### PROBLEM DETAILS
Wherever "color" appears in a line, copy that line.
★ ★ ★ ★ ★
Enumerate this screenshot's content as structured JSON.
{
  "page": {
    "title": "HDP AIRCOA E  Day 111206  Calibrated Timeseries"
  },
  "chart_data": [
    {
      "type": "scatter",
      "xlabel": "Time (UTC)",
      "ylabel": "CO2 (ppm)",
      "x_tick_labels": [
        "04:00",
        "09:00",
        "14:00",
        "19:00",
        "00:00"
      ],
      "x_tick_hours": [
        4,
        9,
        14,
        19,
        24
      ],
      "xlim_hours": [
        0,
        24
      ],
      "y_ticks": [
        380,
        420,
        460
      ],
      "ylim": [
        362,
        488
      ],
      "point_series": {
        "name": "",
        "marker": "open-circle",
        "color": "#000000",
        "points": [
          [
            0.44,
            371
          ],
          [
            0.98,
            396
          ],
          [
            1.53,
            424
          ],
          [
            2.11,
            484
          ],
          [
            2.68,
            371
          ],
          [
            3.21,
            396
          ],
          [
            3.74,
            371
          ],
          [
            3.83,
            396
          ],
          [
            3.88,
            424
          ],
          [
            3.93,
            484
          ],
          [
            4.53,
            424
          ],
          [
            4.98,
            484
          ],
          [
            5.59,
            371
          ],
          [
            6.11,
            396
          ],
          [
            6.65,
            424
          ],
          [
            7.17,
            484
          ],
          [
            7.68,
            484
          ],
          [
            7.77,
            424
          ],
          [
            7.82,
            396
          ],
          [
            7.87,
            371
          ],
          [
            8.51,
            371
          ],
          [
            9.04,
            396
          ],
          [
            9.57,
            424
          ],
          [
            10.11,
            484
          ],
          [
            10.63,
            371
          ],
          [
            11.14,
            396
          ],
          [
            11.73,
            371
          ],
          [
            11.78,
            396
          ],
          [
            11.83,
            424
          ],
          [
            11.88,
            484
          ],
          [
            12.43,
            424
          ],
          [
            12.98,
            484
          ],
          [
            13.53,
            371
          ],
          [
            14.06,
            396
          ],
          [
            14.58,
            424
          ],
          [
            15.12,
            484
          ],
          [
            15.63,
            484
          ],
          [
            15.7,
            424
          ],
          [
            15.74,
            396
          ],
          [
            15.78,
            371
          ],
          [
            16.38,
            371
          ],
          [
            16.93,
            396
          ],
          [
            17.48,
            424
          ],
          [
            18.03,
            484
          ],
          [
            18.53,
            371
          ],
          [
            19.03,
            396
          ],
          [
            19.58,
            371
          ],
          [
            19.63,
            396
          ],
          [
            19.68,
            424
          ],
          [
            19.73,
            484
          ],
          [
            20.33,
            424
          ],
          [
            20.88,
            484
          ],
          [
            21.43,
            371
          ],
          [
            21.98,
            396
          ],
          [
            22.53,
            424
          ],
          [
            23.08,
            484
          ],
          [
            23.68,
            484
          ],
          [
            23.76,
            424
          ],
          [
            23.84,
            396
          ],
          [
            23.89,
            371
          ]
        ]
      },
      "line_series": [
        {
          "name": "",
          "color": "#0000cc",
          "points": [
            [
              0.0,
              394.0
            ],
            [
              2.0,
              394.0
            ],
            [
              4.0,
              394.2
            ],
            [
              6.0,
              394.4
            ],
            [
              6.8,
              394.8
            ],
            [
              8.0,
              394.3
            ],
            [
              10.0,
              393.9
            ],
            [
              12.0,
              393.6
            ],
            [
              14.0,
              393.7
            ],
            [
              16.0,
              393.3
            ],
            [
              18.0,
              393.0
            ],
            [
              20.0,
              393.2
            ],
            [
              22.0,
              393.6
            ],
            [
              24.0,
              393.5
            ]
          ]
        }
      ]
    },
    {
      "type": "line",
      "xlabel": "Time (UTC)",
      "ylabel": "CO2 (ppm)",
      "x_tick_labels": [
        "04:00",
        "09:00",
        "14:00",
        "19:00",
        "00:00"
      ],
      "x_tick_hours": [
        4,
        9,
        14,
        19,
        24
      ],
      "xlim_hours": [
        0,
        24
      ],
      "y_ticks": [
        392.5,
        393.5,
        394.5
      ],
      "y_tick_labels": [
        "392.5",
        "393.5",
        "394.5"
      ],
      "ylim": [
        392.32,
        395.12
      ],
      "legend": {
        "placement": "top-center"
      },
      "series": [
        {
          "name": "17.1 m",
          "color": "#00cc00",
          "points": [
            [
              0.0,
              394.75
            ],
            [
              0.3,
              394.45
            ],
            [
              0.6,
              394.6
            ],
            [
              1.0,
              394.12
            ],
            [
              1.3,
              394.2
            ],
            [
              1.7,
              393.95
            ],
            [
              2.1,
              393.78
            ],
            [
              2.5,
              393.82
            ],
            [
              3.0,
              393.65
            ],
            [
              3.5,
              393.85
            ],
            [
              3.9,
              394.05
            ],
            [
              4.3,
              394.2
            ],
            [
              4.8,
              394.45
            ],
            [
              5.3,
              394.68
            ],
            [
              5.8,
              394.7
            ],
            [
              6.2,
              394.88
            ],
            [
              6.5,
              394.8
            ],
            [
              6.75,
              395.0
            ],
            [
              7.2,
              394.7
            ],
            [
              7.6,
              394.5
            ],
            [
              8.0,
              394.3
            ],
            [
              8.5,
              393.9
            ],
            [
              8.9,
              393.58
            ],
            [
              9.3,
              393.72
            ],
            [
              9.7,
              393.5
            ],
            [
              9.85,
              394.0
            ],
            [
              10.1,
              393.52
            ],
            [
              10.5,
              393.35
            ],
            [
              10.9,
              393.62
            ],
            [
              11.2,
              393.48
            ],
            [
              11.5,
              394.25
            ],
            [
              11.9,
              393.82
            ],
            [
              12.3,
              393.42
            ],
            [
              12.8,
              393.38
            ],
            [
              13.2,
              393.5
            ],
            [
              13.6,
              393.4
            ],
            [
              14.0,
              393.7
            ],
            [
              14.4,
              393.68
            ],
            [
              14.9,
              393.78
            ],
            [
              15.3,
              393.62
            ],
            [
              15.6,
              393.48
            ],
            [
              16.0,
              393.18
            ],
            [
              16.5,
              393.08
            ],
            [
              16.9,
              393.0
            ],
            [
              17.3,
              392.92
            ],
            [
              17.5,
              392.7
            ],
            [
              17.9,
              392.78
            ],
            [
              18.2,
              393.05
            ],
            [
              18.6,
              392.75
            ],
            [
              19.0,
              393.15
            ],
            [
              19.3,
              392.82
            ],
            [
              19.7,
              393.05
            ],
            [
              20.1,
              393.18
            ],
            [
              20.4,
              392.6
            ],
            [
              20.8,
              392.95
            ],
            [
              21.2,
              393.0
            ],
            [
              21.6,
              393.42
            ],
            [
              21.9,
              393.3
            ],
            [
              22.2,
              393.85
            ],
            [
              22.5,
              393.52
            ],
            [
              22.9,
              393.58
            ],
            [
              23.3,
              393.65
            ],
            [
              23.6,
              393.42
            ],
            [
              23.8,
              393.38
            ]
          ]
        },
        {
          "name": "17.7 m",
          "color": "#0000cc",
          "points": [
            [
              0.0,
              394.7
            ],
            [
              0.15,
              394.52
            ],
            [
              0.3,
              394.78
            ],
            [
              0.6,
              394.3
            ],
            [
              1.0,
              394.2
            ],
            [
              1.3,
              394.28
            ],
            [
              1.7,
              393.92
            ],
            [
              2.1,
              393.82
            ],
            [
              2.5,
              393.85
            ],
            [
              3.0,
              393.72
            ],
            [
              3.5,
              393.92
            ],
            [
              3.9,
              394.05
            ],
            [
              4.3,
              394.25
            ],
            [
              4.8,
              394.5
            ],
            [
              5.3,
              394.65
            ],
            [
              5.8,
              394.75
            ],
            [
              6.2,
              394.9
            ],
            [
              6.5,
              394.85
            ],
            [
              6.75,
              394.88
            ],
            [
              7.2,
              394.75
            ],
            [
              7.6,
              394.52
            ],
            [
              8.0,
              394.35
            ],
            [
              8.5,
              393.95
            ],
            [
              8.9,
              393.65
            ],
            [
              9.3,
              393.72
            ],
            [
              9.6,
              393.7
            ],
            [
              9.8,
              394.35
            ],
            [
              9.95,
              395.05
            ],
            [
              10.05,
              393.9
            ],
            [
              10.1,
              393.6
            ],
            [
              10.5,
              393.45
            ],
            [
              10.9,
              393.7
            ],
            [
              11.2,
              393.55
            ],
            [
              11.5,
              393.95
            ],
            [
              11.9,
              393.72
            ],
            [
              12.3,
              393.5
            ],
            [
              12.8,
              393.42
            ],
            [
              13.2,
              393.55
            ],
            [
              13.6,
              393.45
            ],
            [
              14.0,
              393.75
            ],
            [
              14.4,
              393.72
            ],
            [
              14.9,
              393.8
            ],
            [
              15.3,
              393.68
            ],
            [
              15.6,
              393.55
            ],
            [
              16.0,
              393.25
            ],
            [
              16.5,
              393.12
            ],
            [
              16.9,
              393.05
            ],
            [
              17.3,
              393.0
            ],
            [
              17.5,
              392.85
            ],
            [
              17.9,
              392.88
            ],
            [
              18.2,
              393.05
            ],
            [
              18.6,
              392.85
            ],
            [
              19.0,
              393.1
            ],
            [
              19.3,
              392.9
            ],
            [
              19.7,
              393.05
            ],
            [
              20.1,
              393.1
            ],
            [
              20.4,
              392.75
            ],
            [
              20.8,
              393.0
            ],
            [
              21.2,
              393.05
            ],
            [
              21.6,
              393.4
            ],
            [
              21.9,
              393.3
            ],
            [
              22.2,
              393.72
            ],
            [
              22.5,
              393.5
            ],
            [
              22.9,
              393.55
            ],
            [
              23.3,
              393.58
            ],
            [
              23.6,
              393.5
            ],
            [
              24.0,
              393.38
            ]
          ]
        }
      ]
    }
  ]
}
★ ★ ★ ★ ★
### FULL SOLUTION
        "color": "#000000",
          "color": "#0000cc",
          "color": "#00cc00",
          "color": "#0000cc",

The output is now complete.